**What to do:** Keep only the lines that hold the string "chọi", filtering out the rest of the entries below.

Figure collection entries:
※ ※ ※
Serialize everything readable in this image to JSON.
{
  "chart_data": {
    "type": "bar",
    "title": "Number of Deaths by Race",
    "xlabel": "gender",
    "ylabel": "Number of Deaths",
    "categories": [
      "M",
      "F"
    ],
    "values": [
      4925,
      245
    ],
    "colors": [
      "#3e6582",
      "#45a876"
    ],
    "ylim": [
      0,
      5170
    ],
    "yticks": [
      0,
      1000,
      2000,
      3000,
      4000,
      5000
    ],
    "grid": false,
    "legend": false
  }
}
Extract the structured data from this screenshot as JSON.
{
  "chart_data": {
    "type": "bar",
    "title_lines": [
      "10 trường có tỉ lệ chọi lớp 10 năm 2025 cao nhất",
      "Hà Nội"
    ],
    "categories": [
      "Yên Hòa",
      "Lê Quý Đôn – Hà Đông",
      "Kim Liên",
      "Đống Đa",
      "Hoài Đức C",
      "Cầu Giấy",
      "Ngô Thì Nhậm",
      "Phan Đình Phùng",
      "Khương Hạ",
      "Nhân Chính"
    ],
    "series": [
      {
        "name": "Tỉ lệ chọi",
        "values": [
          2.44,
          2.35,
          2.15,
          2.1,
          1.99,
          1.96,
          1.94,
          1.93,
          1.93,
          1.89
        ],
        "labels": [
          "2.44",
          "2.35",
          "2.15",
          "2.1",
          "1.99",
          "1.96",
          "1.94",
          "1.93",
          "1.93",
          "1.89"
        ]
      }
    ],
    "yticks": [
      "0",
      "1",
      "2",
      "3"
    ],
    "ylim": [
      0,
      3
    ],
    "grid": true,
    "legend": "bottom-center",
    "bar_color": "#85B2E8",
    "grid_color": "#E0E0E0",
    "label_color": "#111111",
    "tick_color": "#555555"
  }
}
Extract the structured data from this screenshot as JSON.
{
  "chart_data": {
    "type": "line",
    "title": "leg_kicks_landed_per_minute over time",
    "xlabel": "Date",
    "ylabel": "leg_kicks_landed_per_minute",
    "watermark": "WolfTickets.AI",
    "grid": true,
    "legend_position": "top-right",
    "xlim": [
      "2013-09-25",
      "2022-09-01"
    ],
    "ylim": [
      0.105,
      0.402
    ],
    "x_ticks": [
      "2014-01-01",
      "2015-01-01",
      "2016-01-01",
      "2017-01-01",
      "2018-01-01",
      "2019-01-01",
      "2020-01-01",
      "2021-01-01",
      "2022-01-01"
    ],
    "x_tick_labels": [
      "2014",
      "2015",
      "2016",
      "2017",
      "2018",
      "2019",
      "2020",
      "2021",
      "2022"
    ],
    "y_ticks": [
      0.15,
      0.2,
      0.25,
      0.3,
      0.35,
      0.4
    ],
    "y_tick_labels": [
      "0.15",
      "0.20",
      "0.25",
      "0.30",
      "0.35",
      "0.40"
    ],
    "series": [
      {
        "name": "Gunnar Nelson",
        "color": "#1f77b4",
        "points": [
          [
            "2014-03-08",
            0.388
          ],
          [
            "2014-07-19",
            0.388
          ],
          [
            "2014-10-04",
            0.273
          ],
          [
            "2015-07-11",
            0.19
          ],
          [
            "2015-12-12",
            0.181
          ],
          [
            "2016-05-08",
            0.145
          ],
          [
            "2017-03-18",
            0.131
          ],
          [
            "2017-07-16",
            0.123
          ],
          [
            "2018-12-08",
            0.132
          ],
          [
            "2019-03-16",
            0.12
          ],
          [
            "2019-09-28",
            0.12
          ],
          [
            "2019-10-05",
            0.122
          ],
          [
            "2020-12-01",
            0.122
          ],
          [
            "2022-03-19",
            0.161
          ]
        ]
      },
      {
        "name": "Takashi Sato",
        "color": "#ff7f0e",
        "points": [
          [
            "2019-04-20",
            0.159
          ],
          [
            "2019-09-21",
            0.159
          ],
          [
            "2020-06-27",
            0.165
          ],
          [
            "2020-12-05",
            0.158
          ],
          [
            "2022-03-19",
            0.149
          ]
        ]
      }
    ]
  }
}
※ ※ ※
**Correct output:**
      "10 trường có tỉ lệ chọi lớp 10 năm 2025 cao nhất",
        "name": "Tỉ lệ chọi",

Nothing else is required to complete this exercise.